___ Supplied information ___
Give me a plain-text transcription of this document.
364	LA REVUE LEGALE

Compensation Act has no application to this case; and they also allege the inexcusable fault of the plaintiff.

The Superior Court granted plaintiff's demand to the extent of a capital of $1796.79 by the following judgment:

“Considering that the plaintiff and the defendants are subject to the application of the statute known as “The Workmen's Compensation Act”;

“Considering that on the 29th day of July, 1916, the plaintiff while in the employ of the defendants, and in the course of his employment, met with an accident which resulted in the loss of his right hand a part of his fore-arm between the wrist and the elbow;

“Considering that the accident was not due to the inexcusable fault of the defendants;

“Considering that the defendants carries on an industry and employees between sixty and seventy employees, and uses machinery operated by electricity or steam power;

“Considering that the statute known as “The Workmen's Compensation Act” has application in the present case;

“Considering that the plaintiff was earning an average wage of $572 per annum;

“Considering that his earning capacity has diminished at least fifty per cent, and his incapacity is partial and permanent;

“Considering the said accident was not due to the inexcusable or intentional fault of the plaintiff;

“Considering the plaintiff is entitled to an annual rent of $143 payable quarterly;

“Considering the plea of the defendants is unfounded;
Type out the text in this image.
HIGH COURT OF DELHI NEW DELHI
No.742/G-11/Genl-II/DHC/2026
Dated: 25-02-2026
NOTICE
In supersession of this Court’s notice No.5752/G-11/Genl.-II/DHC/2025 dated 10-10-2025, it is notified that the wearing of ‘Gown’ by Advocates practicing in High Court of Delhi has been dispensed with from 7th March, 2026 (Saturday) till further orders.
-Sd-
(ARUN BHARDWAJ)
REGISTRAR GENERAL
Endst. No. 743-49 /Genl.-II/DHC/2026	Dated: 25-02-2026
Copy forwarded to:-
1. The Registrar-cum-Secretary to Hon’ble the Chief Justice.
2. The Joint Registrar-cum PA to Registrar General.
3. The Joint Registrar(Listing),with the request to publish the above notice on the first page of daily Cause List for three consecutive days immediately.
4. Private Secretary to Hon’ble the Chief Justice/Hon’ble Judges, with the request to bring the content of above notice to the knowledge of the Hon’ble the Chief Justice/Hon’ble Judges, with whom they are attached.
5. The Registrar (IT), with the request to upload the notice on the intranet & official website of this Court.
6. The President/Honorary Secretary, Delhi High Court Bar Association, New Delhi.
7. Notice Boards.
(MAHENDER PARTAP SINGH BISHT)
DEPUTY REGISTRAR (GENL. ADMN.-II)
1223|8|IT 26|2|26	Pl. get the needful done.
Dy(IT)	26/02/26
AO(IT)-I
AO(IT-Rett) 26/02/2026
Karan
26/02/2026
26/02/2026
___
Exercise task: Your task is to print all of the records exactly.

Solution to the exercise:
Give me a plain-text transcription of this document.
364	LA REVUE LEGALE

Compensation Act has no application to this case; and they also allege the inexcusable fault of the plaintiff.

The Superior Court granted plaintiff's demand to the extent of a capital of $1796.79 by the following judgment:

“Considering that the plaintiff and the defendants are subject to the application of the statute known as “The Workmen's Compensation Act”;

“Considering that on the 29th day of July, 1916, the plaintiff while in the employ of the defendants, and in the course of his employment, met with an accident which resulted in the loss of his right hand a part of his fore-arm between the wrist and the elbow;

“Considering that the accident was not due to the inexcusable fault of the defendants;

“Considering that the defendants carries on an industry and employees between sixty and seventy employees, and uses machinery operated by electricity or steam power;

“Considering that the statute known as “The Workmen's Compensation Act” has application in the present case;

“Considering that the plaintiff was earning an average wage of $572 per annum;

“Considering that his earning capacity has diminished at least fifty per cent, and his incapacity is partial and permanent;

“Considering the said accident was not due to the inexcusable or intentional fault of the plaintiff;

“Considering the plaintiff is entitled to an annual rent of $143 payable quarterly;

“Considering the plea of the defendants is unfounded;
Type out the text in this image.
HIGH COURT OF DELHI NEW DELHI
No.742/G-11/Genl-II/DHC/2026
Dated: 25-02-2026
NOTICE
In supersession of this Court’s notice No.5752/G-11/Genl.-II/DHC/2025 dated 10-10-2025, it is notified that the wearing of ‘Gown’ by Advocates practicing in High Court of Delhi has been dispensed with from 7th March, 2026 (Saturday) till further orders.
-Sd-
(ARUN BHARDWAJ)
REGISTRAR GENERAL
Endst. No. 743-49 /Genl.-II/DHC/2026	Dated: 25-02-2026
Copy forwarded to:-
1. The Registrar-cum-Secretary to Hon’ble the Chief Justice.
2. The Joint Registrar-cum PA to Registrar General.
3. The Joint Registrar(Listing),with the request to publish the above notice on the first page of daily Cause List for three consecutive days immediately.
4. Private Secretary to Hon’ble the Chief Justice/Hon’ble Judges, with the request to bring the content of above notice to the knowledge of the Hon’ble the Chief Justice/Hon’ble Judges, with whom they are attached.
5. The Registrar (IT), with the request to upload the notice on the intranet & official website of this Court.
6. The President/Honorary Secretary, Delhi High Court Bar Association, New Delhi.
7. Notice Boards.
(MAHENDER PARTAP SINGH BISHT)
DEPUTY REGISTRAR (GENL. ADMN.-II)
1223|8|IT 26|2|26	Pl. get the needful done.
Dy(IT)	26/02/26
AO(IT)-I
AO(IT-Rett) 26/02/2026
Karan
26/02/2026
26/02/2026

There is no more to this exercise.